Objective -> Return all lines where the word "JSON" can be found.

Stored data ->

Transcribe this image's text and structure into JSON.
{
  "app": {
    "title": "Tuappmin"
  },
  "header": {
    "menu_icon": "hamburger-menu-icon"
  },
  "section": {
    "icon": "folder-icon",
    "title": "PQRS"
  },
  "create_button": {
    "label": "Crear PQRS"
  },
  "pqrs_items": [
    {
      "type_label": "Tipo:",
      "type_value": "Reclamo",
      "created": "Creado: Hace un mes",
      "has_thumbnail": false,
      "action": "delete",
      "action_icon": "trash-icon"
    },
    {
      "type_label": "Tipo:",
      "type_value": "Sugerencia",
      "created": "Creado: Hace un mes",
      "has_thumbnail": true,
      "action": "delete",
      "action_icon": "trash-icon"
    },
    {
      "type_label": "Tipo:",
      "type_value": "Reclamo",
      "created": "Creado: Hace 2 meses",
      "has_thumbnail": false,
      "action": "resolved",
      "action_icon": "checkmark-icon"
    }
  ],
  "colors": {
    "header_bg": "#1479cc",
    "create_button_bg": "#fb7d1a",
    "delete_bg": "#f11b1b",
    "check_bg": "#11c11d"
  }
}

==

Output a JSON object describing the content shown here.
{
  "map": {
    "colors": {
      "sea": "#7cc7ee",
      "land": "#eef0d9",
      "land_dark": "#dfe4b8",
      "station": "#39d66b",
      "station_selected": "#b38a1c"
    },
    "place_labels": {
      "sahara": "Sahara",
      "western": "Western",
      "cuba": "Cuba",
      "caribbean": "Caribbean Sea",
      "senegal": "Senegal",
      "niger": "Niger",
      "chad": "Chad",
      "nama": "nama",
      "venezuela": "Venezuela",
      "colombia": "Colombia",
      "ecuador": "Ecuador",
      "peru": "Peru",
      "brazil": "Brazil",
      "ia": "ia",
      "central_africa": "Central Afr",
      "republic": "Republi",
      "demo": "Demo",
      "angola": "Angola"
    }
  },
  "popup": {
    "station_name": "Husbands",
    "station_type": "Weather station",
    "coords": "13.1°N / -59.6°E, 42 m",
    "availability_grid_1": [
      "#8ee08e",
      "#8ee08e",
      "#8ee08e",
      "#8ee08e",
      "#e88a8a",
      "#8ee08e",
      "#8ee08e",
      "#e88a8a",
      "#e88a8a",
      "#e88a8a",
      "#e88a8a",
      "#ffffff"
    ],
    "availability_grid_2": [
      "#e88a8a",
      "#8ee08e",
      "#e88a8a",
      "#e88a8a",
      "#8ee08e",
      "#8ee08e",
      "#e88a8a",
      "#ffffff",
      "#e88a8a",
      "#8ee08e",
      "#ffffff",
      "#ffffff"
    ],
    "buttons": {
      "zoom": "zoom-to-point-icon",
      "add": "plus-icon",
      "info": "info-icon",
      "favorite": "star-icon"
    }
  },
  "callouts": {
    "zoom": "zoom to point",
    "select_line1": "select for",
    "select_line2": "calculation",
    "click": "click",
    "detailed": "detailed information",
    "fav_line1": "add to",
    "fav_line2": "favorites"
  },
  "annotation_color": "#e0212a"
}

Reply ->
Transcribe this image's text and structure into JSON.
Output a JSON object describing the content shown here.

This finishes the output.